-- begin Data for processing --
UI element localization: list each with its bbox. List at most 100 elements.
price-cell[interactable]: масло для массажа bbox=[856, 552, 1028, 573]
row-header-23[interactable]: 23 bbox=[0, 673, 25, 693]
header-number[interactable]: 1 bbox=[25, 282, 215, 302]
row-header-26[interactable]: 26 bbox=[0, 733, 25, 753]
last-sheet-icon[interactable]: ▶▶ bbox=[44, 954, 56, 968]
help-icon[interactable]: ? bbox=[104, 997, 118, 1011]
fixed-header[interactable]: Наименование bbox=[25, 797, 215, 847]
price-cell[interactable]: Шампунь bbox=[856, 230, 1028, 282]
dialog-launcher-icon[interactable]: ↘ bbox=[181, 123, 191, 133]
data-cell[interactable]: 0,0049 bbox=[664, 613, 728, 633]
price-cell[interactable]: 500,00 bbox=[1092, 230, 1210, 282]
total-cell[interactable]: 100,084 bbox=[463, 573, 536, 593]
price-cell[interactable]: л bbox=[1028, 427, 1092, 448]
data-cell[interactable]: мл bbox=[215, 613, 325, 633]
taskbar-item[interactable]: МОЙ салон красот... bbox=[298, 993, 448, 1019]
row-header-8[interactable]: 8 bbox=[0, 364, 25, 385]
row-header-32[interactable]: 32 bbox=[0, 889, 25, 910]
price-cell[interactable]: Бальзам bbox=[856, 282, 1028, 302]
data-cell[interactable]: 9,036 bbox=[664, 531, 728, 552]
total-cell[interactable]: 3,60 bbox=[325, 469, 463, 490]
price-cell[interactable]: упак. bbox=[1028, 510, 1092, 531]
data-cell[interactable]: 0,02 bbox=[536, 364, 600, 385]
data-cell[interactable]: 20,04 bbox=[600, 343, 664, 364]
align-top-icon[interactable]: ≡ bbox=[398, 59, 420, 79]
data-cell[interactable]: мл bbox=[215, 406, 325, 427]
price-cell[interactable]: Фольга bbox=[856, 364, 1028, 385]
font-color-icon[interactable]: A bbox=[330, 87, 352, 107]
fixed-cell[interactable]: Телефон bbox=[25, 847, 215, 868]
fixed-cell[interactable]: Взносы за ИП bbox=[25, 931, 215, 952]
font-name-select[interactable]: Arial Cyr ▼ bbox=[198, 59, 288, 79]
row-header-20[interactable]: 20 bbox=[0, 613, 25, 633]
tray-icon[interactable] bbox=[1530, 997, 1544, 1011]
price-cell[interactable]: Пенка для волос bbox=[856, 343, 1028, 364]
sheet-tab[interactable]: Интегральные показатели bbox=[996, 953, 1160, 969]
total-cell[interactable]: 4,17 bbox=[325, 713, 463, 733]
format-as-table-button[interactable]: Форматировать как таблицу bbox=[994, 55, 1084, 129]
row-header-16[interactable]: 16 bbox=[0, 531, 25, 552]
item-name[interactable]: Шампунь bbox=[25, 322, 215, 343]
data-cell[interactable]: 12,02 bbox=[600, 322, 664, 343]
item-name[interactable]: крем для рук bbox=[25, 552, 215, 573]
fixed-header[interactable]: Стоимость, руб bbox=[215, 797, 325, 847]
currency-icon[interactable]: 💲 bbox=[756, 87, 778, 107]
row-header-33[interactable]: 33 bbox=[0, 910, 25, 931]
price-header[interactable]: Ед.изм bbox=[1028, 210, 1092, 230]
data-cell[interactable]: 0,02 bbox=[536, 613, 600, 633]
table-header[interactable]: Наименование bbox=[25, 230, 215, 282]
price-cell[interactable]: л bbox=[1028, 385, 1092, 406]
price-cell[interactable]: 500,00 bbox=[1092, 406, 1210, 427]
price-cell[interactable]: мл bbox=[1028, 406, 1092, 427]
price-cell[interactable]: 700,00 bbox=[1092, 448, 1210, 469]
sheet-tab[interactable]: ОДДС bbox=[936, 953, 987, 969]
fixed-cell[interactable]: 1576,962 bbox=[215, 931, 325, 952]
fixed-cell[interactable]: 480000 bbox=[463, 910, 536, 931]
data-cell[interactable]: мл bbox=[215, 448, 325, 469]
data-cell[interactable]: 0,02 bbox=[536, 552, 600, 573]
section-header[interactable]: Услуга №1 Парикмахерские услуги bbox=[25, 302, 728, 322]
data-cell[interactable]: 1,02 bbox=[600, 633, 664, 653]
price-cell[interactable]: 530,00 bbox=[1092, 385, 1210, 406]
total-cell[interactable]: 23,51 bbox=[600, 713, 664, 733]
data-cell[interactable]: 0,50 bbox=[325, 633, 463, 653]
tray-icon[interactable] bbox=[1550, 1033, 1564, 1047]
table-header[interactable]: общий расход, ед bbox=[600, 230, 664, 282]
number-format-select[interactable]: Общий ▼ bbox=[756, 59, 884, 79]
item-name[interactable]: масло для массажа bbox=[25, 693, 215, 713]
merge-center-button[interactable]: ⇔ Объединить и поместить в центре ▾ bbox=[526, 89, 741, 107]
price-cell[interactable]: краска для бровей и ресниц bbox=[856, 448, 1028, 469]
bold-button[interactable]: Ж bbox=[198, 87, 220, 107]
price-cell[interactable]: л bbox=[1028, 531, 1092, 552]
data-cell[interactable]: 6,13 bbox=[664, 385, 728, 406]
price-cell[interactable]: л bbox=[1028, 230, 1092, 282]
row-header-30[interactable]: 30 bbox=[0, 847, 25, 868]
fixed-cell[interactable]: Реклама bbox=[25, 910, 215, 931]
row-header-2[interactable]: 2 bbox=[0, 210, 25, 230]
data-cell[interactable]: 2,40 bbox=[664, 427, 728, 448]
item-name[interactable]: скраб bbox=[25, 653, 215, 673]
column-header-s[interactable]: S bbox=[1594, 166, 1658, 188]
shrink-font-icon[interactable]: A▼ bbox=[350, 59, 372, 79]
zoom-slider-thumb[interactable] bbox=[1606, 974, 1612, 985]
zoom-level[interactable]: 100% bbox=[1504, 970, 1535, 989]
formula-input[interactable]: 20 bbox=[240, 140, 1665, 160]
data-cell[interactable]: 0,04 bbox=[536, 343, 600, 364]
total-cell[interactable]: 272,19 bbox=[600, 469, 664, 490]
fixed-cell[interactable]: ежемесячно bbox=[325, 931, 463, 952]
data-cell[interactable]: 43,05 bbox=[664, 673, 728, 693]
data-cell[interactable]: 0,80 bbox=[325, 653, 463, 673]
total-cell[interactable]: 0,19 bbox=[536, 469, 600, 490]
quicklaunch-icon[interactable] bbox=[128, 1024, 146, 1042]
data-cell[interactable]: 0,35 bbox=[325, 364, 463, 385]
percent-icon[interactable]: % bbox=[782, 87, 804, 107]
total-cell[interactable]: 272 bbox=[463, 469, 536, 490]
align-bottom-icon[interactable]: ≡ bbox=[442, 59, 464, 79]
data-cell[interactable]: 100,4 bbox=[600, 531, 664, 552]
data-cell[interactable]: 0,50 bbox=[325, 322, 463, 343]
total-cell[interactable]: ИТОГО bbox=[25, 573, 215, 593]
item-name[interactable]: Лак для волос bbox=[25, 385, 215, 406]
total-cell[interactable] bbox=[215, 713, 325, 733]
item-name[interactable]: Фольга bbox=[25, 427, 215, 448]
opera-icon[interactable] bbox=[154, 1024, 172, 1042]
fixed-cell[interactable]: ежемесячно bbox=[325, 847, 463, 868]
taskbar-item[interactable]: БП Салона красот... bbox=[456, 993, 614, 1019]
-- end Data for processing --
→ Written exercise: Reproduce the entries above verbatim, from the start of the entries through the line that contains "row-header-26[interactable]: 26 bbox=[0, 733, 25, 753]".

→ Response:
UI element localization: list each with its bbox. List at most 100 elements.
price-cell[interactable]: масло для массажа bbox=[856, 552, 1028, 573]
row-header-23[interactable]: 23 bbox=[0, 673, 25, 693]
header-number[interactable]: 1 bbox=[25, 282, 215, 302]
row-header-26[interactable]: 26 bbox=[0, 733, 25, 753]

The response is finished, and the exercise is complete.